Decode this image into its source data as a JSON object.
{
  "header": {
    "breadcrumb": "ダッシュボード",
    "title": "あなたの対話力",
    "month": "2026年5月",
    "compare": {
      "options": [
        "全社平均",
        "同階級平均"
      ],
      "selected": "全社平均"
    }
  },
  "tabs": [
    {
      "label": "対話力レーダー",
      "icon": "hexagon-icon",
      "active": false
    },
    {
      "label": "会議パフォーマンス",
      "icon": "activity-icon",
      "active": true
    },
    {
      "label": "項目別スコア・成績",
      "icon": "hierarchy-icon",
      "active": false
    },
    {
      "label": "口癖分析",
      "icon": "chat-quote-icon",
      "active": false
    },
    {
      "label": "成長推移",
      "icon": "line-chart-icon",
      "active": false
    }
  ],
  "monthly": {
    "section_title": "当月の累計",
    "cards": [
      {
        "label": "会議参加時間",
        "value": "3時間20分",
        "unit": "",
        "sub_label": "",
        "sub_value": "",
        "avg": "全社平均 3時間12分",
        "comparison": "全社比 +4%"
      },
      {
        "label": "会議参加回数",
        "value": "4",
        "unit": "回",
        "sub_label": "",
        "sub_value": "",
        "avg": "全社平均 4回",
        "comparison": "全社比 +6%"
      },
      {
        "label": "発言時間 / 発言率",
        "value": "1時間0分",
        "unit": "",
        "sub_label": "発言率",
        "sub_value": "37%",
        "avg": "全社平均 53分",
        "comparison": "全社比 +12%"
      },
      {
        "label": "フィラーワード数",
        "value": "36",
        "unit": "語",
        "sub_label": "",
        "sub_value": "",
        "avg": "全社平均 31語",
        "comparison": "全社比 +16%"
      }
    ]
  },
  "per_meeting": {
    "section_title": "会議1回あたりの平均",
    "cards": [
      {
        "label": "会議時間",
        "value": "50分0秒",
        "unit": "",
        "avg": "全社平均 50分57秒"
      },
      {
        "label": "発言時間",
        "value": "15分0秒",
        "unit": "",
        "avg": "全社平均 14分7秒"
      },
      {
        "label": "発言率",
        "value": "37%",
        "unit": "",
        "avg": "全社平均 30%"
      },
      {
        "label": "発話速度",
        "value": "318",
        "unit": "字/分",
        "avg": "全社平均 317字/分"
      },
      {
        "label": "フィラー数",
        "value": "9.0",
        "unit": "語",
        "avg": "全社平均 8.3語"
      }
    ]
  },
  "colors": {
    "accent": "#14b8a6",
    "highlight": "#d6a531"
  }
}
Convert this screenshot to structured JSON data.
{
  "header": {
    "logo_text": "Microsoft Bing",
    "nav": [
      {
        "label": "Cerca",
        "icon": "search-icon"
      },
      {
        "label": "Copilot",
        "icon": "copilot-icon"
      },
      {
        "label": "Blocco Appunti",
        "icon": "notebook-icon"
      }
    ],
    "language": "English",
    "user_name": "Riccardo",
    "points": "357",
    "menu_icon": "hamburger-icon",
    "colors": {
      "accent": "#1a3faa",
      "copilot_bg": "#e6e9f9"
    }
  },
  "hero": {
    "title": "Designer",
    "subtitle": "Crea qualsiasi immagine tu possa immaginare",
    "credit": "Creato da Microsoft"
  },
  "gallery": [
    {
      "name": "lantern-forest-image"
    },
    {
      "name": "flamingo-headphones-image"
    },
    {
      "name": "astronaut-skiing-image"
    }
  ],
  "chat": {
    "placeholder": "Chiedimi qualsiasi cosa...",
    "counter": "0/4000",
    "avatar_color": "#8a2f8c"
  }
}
****
_WHAT THIS TASK INVOLVES_. From the line containing "Convert this screenshot" down to the final line of the data, write out every line exactly; both the first and last of these belong in your answer, and nothing else does.

_SOLUTION TO THIS PROBLEM_.
Convert this screenshot to structured JSON data.
{
  "header": {
    "logo_text": "Microsoft Bing",
    "nav": [
      {
        "label": "Cerca",
        "icon": "search-icon"
      },
      {
        "label": "Copilot",
        "icon": "copilot-icon"
      },
      {
        "label": "Blocco Appunti",
        "icon": "notebook-icon"
      }
    ],
    "language": "English",
    "user_name": "Riccardo",
    "points": "357",
    "menu_icon": "hamburger-icon",
    "colors": {
      "accent": "#1a3faa",
      "copilot_bg": "#e6e9f9"
    }
  },
  "hero": {
    "title": "Designer",
    "subtitle": "Crea qualsiasi immagine tu possa immaginare",
    "credit": "Creato da Microsoft"
  },
  "gallery": [
    {
      "name": "lantern-forest-image"
    },
    {
      "name": "flamingo-headphones-image"
    },
    {
      "name": "astronaut-skiing-image"
    }
  ],
  "chat": {
    "placeholder": "Chiedimi qualsiasi cosa...",
    "counter": "0/4000",
    "avatar_color": "#8a2f8c"
  }
}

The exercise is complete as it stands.